» Request:
Return every record exactly as written.

################

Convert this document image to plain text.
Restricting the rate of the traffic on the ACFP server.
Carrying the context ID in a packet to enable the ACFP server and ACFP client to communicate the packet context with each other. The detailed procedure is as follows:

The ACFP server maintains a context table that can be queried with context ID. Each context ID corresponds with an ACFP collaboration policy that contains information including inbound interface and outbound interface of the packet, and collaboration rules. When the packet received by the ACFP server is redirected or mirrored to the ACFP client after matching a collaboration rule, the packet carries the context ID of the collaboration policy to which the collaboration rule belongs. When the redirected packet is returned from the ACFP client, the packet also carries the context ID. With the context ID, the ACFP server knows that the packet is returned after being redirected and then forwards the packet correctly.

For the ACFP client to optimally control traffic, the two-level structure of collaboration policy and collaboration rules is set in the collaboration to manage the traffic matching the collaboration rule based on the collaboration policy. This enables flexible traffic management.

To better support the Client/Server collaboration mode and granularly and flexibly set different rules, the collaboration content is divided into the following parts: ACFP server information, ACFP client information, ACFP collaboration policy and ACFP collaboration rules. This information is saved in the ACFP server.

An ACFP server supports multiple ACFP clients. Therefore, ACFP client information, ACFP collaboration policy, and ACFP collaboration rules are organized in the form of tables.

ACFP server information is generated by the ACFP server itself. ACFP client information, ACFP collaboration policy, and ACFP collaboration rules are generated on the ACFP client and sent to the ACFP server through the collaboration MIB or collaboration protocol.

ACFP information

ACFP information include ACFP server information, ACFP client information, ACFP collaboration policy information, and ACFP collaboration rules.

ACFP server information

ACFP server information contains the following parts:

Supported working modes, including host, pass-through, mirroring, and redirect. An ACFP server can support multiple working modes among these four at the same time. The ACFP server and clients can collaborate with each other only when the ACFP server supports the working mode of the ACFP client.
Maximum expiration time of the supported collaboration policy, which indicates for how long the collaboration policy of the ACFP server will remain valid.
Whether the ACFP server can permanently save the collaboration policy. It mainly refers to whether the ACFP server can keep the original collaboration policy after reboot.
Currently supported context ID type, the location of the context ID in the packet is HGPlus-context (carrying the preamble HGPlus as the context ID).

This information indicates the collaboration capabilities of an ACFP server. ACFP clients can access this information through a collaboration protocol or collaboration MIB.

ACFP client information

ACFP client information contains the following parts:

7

################

» Response to this task:
Convert this document image to plain text.
Restricting the rate of the traffic on the ACFP server.
Carrying the context ID in a packet to enable the ACFP server and ACFP client to communicate the packet context with each other. The detailed procedure is as follows:

The ACFP server maintains a context table that can be queried with context ID. Each context ID corresponds with an ACFP collaboration policy that contains information including inbound interface and outbound interface of the packet, and collaboration rules. When the packet received by the ACFP server is redirected or mirrored to the ACFP client after matching a collaboration rule, the packet carries the context ID of the collaboration policy to which the collaboration rule belongs. When the redirected packet is returned from the ACFP client, the packet also carries the context ID. With the context ID, the ACFP server knows that the packet is returned after being redirected and then forwards the packet correctly.

For the ACFP client to optimally control traffic, the two-level structure of collaboration policy and collaboration rules is set in the collaboration to manage the traffic matching the collaboration rule based on the collaboration policy. This enables flexible traffic management.

To better support the Client/Server collaboration mode and granularly and flexibly set different rules, the collaboration content is divided into the following parts: ACFP server information, ACFP client information, ACFP collaboration policy and ACFP collaboration rules. This information is saved in the ACFP server.

An ACFP server supports multiple ACFP clients. Therefore, ACFP client information, ACFP collaboration policy, and ACFP collaboration rules are organized in the form of tables.

ACFP server information is generated by the ACFP server itself. ACFP client information, ACFP collaboration policy, and ACFP collaboration rules are generated on the ACFP client and sent to the ACFP server through the collaboration MIB or collaboration protocol.

ACFP information

ACFP information include ACFP server information, ACFP client information, ACFP collaboration policy information, and ACFP collaboration rules.

ACFP server information

ACFP server information contains the following parts:

Supported working modes, including host, pass-through, mirroring, and redirect. An ACFP server can support multiple working modes among these four at the same time. The ACFP server and clients can collaborate with each other only when the ACFP server supports the working mode of the ACFP client.
Maximum expiration time of the supported collaboration policy, which indicates for how long the collaboration policy of the ACFP server will remain valid.
Whether the ACFP server can permanently save the collaboration policy. It mainly refers to whether the ACFP server can keep the original collaboration policy after reboot.
Currently supported context ID type, the location of the context ID in the packet is HGPlus-context (carrying the preamble HGPlus as the context ID).

This information indicates the collaboration capabilities of an ACFP server. ACFP clients can access this information through a collaboration protocol or collaboration MIB.

ACFP client information

ACFP client information contains the following parts:

7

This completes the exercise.